Exercise instructions:
Return the records that follow, matching each one exactly.

Supplied records:
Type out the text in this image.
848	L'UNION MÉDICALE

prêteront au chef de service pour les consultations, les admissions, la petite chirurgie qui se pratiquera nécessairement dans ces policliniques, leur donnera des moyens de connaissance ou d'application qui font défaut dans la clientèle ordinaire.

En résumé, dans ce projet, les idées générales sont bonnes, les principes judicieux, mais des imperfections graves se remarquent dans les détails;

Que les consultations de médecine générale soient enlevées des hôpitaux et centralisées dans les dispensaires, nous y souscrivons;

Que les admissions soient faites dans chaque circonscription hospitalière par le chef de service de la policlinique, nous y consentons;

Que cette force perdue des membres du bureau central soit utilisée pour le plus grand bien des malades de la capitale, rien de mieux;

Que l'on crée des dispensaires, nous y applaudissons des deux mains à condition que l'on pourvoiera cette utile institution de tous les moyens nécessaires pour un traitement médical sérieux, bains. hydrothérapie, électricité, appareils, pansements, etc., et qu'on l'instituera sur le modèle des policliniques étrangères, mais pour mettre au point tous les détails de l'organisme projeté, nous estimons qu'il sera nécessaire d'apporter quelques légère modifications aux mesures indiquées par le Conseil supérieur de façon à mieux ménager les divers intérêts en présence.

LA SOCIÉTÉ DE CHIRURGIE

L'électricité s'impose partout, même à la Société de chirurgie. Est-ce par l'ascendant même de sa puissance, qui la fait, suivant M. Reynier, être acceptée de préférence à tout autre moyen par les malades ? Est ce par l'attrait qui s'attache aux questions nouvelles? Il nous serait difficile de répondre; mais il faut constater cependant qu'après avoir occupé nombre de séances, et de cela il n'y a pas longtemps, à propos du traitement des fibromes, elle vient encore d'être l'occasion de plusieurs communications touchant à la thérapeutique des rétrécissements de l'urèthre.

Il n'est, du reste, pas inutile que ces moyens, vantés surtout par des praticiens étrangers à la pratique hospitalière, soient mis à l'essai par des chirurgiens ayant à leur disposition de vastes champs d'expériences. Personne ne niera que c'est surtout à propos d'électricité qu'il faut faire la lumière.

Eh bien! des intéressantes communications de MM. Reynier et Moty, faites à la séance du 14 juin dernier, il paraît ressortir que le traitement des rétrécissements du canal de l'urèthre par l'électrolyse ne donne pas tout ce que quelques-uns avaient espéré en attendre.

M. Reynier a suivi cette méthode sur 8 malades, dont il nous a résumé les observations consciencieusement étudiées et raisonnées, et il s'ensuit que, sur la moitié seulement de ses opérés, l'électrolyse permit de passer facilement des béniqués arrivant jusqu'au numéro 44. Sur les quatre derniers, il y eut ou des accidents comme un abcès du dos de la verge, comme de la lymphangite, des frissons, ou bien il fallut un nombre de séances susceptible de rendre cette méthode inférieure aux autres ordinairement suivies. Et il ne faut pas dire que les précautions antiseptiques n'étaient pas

The completed task:
Type out the text in this image.
848	L'UNION MÉDICALE

prêteront au chef de service pour les consultations, les admissions, la petite chirurgie qui se pratiquera nécessairement dans ces policliniques, leur donnera des moyens de connaissance ou d'application qui font défaut dans la clientèle ordinaire.

En résumé, dans ce projet, les idées générales sont bonnes, les principes judicieux, mais des imperfections graves se remarquent dans les détails;

Que les consultations de médecine générale soient enlevées des hôpitaux et centralisées dans les dispensaires, nous y souscrivons;

Que les admissions soient faites dans chaque circonscription hospitalière par le chef de service de la policlinique, nous y consentons;

Que cette force perdue des membres du bureau central soit utilisée pour le plus grand bien des malades de la capitale, rien de mieux;

Que l'on crée des dispensaires, nous y applaudissons des deux mains à condition que l'on pourvoiera cette utile institution de tous les moyens nécessaires pour un traitement médical sérieux, bains. hydrothérapie, électricité, appareils, pansements, etc., et qu'on l'instituera sur le modèle des policliniques étrangères, mais pour mettre au point tous les détails de l'organisme projeté, nous estimons qu'il sera nécessaire d'apporter quelques légère modifications aux mesures indiquées par le Conseil supérieur de façon à mieux ménager les divers intérêts en présence.

LA SOCIÉTÉ DE CHIRURGIE

L'électricité s'impose partout, même à la Société de chirurgie. Est-ce par l'ascendant même de sa puissance, qui la fait, suivant M. Reynier, être acceptée de préférence à tout autre moyen par les malades ? Est ce par l'attrait qui s'attache aux questions nouvelles? Il nous serait difficile de répondre; mais il faut constater cependant qu'après avoir occupé nombre de séances, et de cela il n'y a pas longtemps, à propos du traitement des fibromes, elle vient encore d'être l'occasion de plusieurs communications touchant à la thérapeutique des rétrécissements de l'urèthre.

Il n'est, du reste, pas inutile que ces moyens, vantés surtout par des praticiens étrangers à la pratique hospitalière, soient mis à l'essai par des chirurgiens ayant à leur disposition de vastes champs d'expériences. Personne ne niera que c'est surtout à propos d'électricité qu'il faut faire la lumière.

Eh bien! des intéressantes communications de MM. Reynier et Moty, faites à la séance du 14 juin dernier, il paraît ressortir que le traitement des rétrécissements du canal de l'urèthre par l'électrolyse ne donne pas tout ce que quelques-uns avaient espéré en attendre.

M. Reynier a suivi cette méthode sur 8 malades, dont il nous a résumé les observations consciencieusement étudiées et raisonnées, et il s'ensuit que, sur la moitié seulement de ses opérés, l'électrolyse permit de passer facilement des béniqués arrivant jusqu'au numéro 44. Sur les quatre derniers, il y eut ou des accidents comme un abcès du dos de la verge, comme de la lymphangite, des frissons, ou bien il fallut un nombre de séances susceptible de rendre cette méthode inférieure aux autres ordinairement suivies. Et il ne faut pas dire que les précautions antiseptiques n'étaient pas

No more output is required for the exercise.